───── RECORD EXTRACTS ─────

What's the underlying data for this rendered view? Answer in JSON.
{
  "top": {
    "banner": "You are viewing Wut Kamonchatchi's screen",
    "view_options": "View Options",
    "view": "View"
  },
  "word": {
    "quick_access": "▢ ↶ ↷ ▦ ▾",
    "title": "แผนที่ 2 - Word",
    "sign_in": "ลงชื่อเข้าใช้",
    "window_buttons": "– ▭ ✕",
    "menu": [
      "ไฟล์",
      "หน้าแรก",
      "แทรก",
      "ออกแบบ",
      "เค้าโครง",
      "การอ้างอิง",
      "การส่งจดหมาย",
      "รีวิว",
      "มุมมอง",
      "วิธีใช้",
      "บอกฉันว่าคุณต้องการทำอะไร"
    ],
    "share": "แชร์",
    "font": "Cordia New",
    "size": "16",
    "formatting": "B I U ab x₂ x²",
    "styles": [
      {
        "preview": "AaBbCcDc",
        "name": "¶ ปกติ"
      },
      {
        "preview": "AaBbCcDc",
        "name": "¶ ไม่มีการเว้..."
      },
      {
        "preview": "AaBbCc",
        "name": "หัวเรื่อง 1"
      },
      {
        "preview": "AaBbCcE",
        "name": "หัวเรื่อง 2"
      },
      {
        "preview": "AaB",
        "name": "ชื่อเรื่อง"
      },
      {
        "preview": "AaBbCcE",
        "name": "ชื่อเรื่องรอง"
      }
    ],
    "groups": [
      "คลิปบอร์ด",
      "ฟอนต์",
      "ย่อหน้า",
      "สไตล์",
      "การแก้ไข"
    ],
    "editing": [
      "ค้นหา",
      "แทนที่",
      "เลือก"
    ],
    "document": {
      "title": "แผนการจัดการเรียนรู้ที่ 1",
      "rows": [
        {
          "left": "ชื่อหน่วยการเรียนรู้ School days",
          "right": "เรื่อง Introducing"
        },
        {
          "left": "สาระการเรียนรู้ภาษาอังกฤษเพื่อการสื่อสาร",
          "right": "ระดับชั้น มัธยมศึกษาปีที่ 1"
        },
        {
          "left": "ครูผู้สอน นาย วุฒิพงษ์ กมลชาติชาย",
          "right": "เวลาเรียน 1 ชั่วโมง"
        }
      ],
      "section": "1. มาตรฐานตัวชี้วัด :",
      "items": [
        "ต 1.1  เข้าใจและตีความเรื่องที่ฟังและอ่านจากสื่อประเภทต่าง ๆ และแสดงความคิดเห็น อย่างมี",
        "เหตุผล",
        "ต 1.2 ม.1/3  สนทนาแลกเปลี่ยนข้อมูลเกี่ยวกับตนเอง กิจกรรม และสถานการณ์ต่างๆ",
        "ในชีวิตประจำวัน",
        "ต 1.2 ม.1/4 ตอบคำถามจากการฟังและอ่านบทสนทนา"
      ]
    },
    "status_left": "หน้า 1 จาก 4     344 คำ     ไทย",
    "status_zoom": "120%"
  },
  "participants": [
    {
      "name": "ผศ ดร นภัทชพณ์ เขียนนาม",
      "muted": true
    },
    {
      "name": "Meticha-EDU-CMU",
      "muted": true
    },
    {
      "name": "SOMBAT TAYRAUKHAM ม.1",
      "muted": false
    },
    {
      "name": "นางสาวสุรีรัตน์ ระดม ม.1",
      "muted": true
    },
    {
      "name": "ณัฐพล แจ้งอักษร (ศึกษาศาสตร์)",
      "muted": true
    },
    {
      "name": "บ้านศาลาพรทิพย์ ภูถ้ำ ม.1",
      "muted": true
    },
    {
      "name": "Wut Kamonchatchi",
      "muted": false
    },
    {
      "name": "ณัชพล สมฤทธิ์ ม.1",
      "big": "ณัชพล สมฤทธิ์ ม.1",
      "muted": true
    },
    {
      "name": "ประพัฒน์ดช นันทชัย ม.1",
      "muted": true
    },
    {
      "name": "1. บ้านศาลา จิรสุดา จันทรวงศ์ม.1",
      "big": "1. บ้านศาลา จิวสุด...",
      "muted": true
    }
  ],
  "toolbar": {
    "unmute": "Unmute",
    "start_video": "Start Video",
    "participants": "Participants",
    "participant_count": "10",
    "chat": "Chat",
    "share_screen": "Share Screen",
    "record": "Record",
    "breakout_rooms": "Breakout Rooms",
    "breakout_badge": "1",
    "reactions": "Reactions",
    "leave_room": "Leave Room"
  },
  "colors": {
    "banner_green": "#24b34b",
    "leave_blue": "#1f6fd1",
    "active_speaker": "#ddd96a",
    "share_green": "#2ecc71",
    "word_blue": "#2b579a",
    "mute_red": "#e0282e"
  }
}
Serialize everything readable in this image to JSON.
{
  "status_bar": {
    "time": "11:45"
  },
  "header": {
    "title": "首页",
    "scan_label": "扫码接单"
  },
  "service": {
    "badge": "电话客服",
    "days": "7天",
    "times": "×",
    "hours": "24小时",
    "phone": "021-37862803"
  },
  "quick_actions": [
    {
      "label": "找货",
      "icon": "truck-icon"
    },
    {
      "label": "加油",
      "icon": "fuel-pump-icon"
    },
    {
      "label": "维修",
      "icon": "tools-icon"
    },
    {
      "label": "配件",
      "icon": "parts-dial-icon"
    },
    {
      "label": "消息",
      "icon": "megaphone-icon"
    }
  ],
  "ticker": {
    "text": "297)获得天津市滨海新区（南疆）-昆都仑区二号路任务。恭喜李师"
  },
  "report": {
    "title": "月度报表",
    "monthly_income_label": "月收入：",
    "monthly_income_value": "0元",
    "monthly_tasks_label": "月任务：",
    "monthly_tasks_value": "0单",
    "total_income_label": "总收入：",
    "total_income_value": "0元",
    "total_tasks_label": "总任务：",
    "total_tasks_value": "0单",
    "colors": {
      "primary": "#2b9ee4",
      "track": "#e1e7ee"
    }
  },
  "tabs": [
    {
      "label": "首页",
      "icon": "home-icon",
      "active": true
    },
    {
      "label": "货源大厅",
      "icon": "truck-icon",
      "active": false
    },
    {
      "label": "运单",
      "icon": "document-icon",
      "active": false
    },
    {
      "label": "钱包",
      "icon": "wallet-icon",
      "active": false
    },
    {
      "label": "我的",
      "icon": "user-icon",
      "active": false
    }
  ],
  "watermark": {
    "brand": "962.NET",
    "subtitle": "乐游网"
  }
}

─────

» EXERCISE REQUIREMENTS
Looking at the records above, count the lines where the word "this" appears. State only the number.

» TASK SOLUTION
2